Collection entries:

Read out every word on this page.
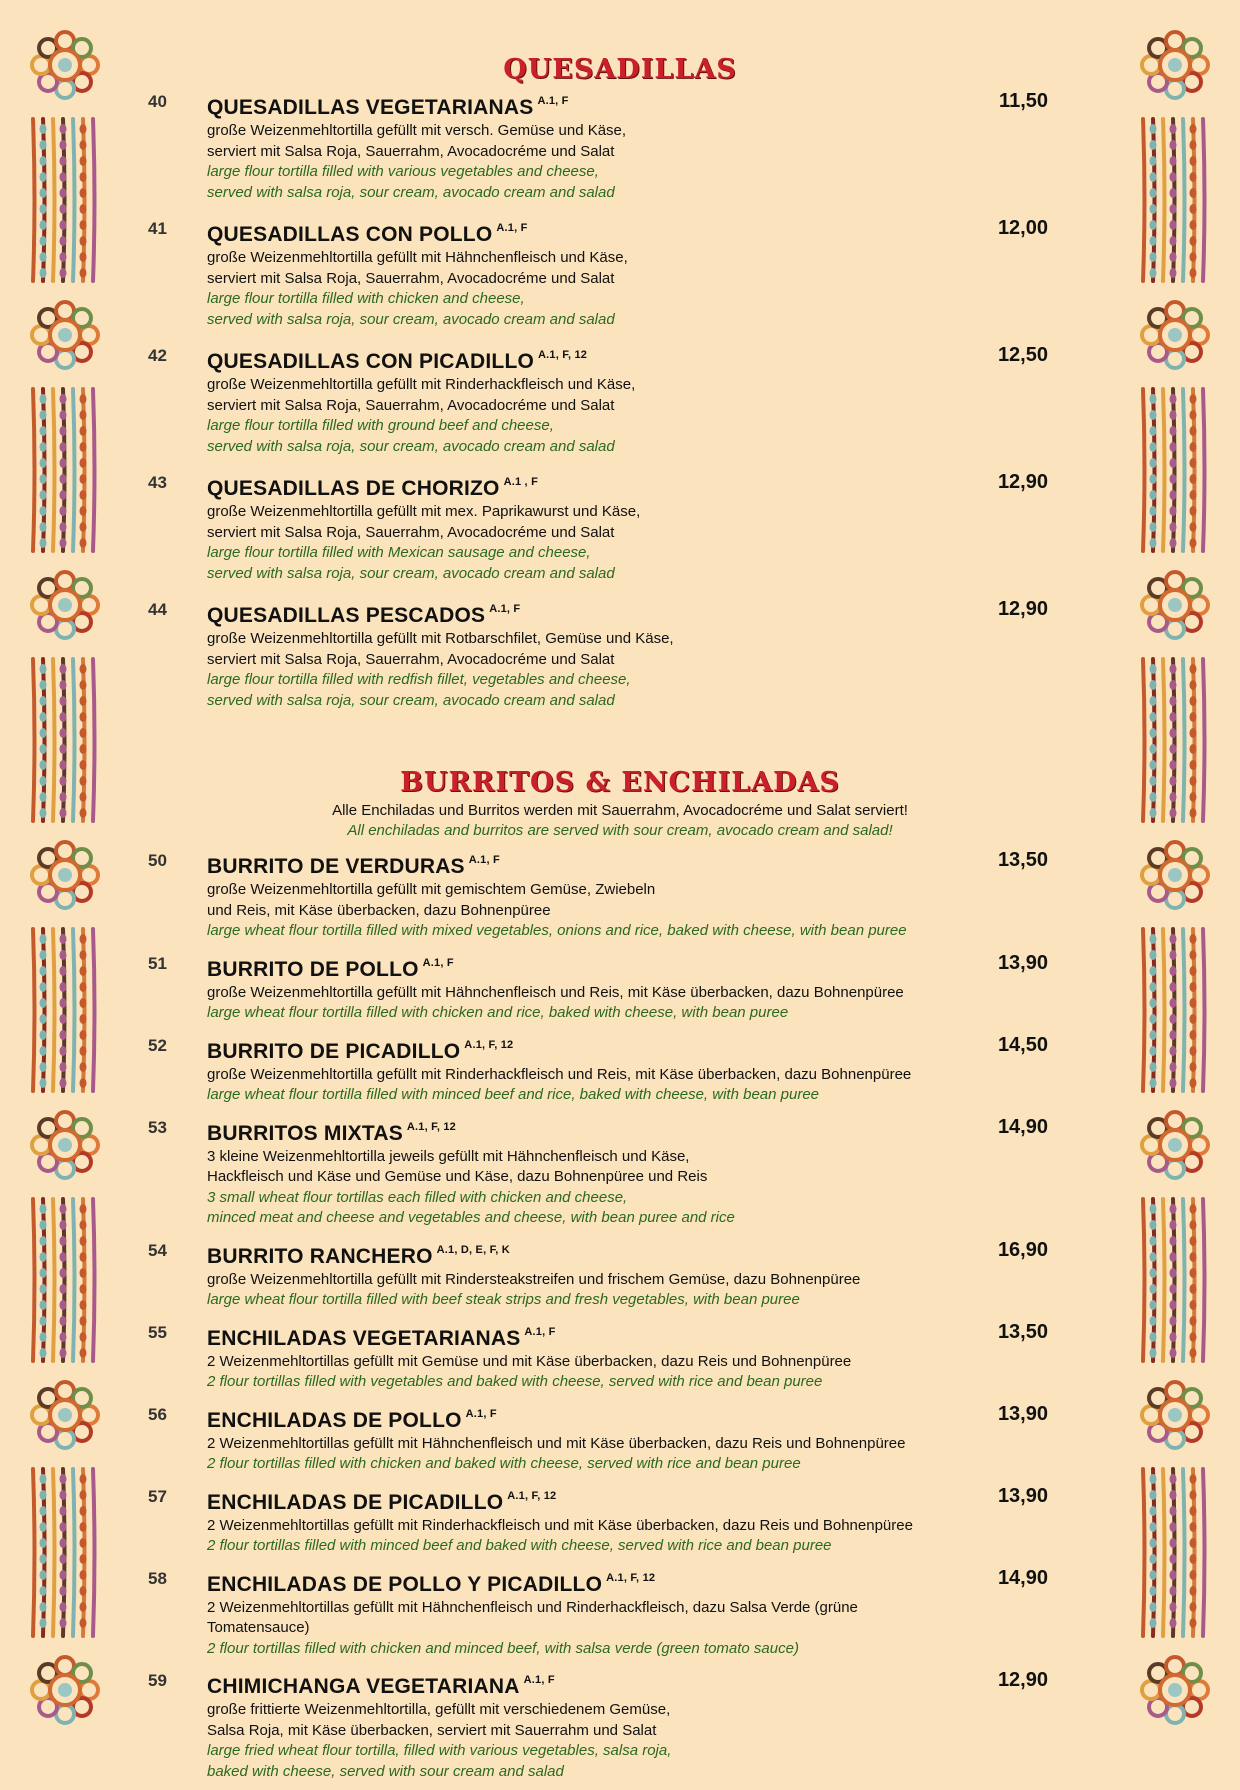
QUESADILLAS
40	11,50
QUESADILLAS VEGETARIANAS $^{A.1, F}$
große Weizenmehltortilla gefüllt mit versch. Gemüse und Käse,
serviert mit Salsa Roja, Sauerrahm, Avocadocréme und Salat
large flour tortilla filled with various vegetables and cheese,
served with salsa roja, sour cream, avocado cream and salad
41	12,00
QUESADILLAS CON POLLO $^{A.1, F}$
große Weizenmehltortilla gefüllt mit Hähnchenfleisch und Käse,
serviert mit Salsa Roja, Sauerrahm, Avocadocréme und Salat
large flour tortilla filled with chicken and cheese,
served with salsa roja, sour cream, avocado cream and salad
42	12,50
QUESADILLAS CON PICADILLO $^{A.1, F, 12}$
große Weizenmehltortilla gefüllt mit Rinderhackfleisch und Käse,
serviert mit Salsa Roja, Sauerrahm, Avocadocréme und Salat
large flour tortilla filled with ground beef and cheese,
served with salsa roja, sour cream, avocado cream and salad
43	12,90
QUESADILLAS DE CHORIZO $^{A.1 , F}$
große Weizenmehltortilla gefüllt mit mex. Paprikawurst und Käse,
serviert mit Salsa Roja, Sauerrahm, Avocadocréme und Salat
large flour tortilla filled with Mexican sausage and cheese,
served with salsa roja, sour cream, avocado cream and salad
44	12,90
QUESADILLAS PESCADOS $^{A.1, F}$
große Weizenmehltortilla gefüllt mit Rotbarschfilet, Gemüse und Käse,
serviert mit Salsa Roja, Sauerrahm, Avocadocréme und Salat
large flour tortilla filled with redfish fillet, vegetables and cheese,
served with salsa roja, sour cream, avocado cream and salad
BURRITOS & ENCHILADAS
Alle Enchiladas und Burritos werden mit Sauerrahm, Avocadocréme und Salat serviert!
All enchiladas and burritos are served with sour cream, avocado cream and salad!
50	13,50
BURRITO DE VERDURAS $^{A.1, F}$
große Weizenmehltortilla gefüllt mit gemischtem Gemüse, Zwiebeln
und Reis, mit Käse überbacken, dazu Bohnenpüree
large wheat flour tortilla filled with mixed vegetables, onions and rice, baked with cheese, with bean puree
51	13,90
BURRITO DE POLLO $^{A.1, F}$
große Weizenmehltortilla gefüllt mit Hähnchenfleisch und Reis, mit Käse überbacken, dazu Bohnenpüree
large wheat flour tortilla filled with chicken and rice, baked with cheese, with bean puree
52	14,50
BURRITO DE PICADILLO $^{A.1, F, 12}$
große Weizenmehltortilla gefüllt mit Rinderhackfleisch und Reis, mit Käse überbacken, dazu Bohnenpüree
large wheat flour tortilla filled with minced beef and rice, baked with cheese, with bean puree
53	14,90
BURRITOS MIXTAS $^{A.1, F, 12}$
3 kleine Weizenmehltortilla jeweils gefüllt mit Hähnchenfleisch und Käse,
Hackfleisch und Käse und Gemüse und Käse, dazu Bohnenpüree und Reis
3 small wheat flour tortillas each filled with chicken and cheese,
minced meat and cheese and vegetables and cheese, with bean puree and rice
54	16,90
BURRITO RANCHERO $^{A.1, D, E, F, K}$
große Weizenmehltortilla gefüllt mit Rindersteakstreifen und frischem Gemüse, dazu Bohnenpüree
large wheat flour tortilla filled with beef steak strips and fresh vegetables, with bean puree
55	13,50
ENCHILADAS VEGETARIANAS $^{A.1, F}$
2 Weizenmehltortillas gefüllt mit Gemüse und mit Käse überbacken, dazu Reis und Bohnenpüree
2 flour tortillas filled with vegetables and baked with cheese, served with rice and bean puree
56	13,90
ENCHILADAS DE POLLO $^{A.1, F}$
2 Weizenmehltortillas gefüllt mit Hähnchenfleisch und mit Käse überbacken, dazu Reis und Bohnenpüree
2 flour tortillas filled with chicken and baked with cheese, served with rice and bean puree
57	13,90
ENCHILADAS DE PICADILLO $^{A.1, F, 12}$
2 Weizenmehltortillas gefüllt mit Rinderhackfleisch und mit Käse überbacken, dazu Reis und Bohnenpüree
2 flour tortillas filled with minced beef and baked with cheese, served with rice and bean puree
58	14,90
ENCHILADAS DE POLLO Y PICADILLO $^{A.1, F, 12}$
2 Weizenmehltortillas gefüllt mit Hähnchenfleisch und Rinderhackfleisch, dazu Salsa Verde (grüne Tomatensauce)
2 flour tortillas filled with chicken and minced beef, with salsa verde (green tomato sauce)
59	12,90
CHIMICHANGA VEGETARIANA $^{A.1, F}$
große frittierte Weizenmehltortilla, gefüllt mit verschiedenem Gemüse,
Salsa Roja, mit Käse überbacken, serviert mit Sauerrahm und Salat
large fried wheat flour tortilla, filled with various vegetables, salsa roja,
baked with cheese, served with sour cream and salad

__Exercise objective__:
Images must not appear in the copy; reproduce everything else in the records verbatim.

__Written answer__:
Read out every word on this page.
QUESADILLAS
40	11,50
QUESADILLAS VEGETARIANAS $^{A.1, F}$
große Weizenmehltortilla gefüllt mit versch. Gemüse und Käse,
serviert mit Salsa Roja, Sauerrahm, Avocadocréme und Salat
large flour tortilla filled with various vegetables and cheese,
served with salsa roja, sour cream, avocado cream and salad
41	12,00
QUESADILLAS CON POLLO $^{A.1, F}$
große Weizenmehltortilla gefüllt mit Hähnchenfleisch und Käse,
serviert mit Salsa Roja, Sauerrahm, Avocadocréme und Salat
large flour tortilla filled with chicken and cheese,
served with salsa roja, sour cream, avocado cream and salad
42	12,50
QUESADILLAS CON PICADILLO $^{A.1, F, 12}$
große Weizenmehltortilla gefüllt mit Rinderhackfleisch und Käse,
serviert mit Salsa Roja, Sauerrahm, Avocadocréme und Salat
large flour tortilla filled with ground beef and cheese,
served with salsa roja, sour cream, avocado cream and salad
43	12,90
QUESADILLAS DE CHORIZO $^{A.1 , F}$
große Weizenmehltortilla gefüllt mit mex. Paprikawurst und Käse,
serviert mit Salsa Roja, Sauerrahm, Avocadocréme und Salat
large flour tortilla filled with Mexican sausage and cheese,
served with salsa roja, sour cream, avocado cream and salad
44	12,90
QUESADILLAS PESCADOS $^{A.1, F}$
große Weizenmehltortilla gefüllt mit Rotbarschfilet, Gemüse und Käse,
serviert mit Salsa Roja, Sauerrahm, Avocadocréme und Salat
large flour tortilla filled with redfish fillet, vegetables and cheese,
served with salsa roja, sour cream, avocado cream and salad
BURRITOS & ENCHILADAS
Alle Enchiladas und Burritos werden mit Sauerrahm, Avocadocréme und Salat serviert!
All enchiladas and burritos are served with sour cream, avocado cream and salad!
50	13,50
BURRITO DE VERDURAS $^{A.1, F}$
große Weizenmehltortilla gefüllt mit gemischtem Gemüse, Zwiebeln
und Reis, mit Käse überbacken, dazu Bohnenpüree
large wheat flour tortilla filled with mixed vegetables, onions and rice, baked with cheese, with bean puree
51	13,90
BURRITO DE POLLO $^{A.1, F}$
große Weizenmehltortilla gefüllt mit Hähnchenfleisch und Reis, mit Käse überbacken, dazu Bohnenpüree
large wheat flour tortilla filled with chicken and rice, baked with cheese, with bean puree
52	14,50
BURRITO DE PICADILLO $^{A.1, F, 12}$
große Weizenmehltortilla gefüllt mit Rinderhackfleisch und Reis, mit Käse überbacken, dazu Bohnenpüree
large wheat flour tortilla filled with minced beef and rice, baked with cheese, with bean puree
53	14,90
BURRITOS MIXTAS $^{A.1, F, 12}$
3 kleine Weizenmehltortilla jeweils gefüllt mit Hähnchenfleisch und Käse,
Hackfleisch und Käse und Gemüse und Käse, dazu Bohnenpüree und Reis
3 small wheat flour tortillas each filled with chicken and cheese,
minced meat and cheese and vegetables and cheese, with bean puree and rice
54	16,90
BURRITO RANCHERO $^{A.1, D, E, F, K}$
große Weizenmehltortilla gefüllt mit Rindersteakstreifen und frischem Gemüse, dazu Bohnenpüree
large wheat flour tortilla filled with beef steak strips and fresh vegetables, with bean puree
55	13,50
ENCHILADAS VEGETARIANAS $^{A.1, F}$
2 Weizenmehltortillas gefüllt mit Gemüse und mit Käse überbacken, dazu Reis und Bohnenpüree
2 flour tortillas filled with vegetables and baked with cheese, served with rice and bean puree
56	13,90
ENCHILADAS DE POLLO $^{A.1, F}$
2 Weizenmehltortillas gefüllt mit Hähnchenfleisch und mit Käse überbacken, dazu Reis und Bohnenpüree
2 flour tortillas filled with chicken and baked with cheese, served with rice and bean puree
57	13,90
ENCHILADAS DE PICADILLO $^{A.1, F, 12}$
2 Weizenmehltortillas gefüllt mit Rinderhackfleisch und mit Käse überbacken, dazu Reis und Bohnenpüree
2 flour tortillas filled with minced beef and baked with cheese, served with rice and bean puree
58	14,90
ENCHILADAS DE POLLO Y PICADILLO $^{A.1, F, 12}$
2 Weizenmehltortillas gefüllt mit Hähnchenfleisch und Rinderhackfleisch, dazu Salsa Verde (grüne Tomatensauce)
2 flour tortillas filled with chicken and minced beef, with salsa verde (green tomato sauce)
59	12,90
CHIMICHANGA VEGETARIANA $^{A.1, F}$
große frittierte Weizenmehltortilla, gefüllt mit verschiedenem Gemüse,
Salsa Roja, mit Käse überbacken, serviert mit Sauerrahm und Salat
large fried wheat flour tortilla, filled with various vegetables, salsa roja,
baked with cheese, served with sour cream and salad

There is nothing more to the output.